-- start of Extracted material --

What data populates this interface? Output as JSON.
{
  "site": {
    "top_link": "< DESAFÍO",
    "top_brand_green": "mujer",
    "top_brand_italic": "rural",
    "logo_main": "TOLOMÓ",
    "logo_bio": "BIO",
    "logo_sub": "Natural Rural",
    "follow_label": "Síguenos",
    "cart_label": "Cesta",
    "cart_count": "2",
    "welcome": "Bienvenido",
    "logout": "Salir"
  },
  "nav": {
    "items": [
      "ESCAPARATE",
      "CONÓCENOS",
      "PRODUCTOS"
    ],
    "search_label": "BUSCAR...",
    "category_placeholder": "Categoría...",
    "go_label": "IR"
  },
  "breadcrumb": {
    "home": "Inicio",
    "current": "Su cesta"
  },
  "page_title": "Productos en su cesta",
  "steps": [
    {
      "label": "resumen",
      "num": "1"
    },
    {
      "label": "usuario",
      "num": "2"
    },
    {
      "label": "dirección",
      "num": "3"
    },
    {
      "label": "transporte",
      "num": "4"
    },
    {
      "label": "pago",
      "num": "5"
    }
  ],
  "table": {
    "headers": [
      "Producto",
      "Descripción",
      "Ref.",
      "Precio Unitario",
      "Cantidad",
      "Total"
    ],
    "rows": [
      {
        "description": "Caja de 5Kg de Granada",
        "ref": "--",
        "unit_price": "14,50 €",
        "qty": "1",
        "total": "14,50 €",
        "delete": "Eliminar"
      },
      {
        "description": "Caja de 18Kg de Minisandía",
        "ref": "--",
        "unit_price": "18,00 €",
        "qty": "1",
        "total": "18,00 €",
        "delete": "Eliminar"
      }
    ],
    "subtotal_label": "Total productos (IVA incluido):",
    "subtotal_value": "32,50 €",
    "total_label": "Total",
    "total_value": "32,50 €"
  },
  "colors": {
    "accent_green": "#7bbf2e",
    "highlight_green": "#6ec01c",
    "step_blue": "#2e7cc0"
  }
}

-- end of Extracted material --

Directions =>
Give the listing again, word for word.

Result of this exercise =>
What data populates this interface? Output as JSON.
{
  "site": {
    "top_link": "< DESAFÍO",
    "top_brand_green": "mujer",
    "top_brand_italic": "rural",
    "logo_main": "TOLOMÓ",
    "logo_bio": "BIO",
    "logo_sub": "Natural Rural",
    "follow_label": "Síguenos",
    "cart_label": "Cesta",
    "cart_count": "2",
    "welcome": "Bienvenido",
    "logout": "Salir"
  },
  "nav": {
    "items": [
      "ESCAPARATE",
      "CONÓCENOS",
      "PRODUCTOS"
    ],
    "search_label": "BUSCAR...",
    "category_placeholder": "Categoría...",
    "go_label": "IR"
  },
  "breadcrumb": {
    "home": "Inicio",
    "current": "Su cesta"
  },
  "page_title": "Productos en su cesta",
  "steps": [
    {
      "label": "resumen",
      "num": "1"
    },
    {
      "label": "usuario",
      "num": "2"
    },
    {
      "label": "dirección",
      "num": "3"
    },
    {
      "label": "transporte",
      "num": "4"
    },
    {
      "label": "pago",
      "num": "5"
    }
  ],
  "table": {
    "headers": [
      "Producto",
      "Descripción",
      "Ref.",
      "Precio Unitario",
      "Cantidad",
      "Total"
    ],
    "rows": [
      {
        "description": "Caja de 5Kg de Granada",
        "ref": "--",
        "unit_price": "14,50 €",
        "qty": "1",
        "total": "14,50 €",
        "delete": "Eliminar"
      },
      {
        "description": "Caja de 18Kg de Minisandía",
        "ref": "--",
        "unit_price": "18,00 €",
        "qty": "1",
        "total": "18,00 €",
        "delete": "Eliminar"
      }
    ],
    "subtotal_label": "Total productos (IVA incluido):",
    "subtotal_value": "32,50 €",
    "total_label": "Total",
    "total_value": "32,50 €"
  },
  "colors": {
    "accent_green": "#7bbf2e",
    "highlight_green": "#6ec01c",
    "step_blue": "#2e7cc0"
  }
}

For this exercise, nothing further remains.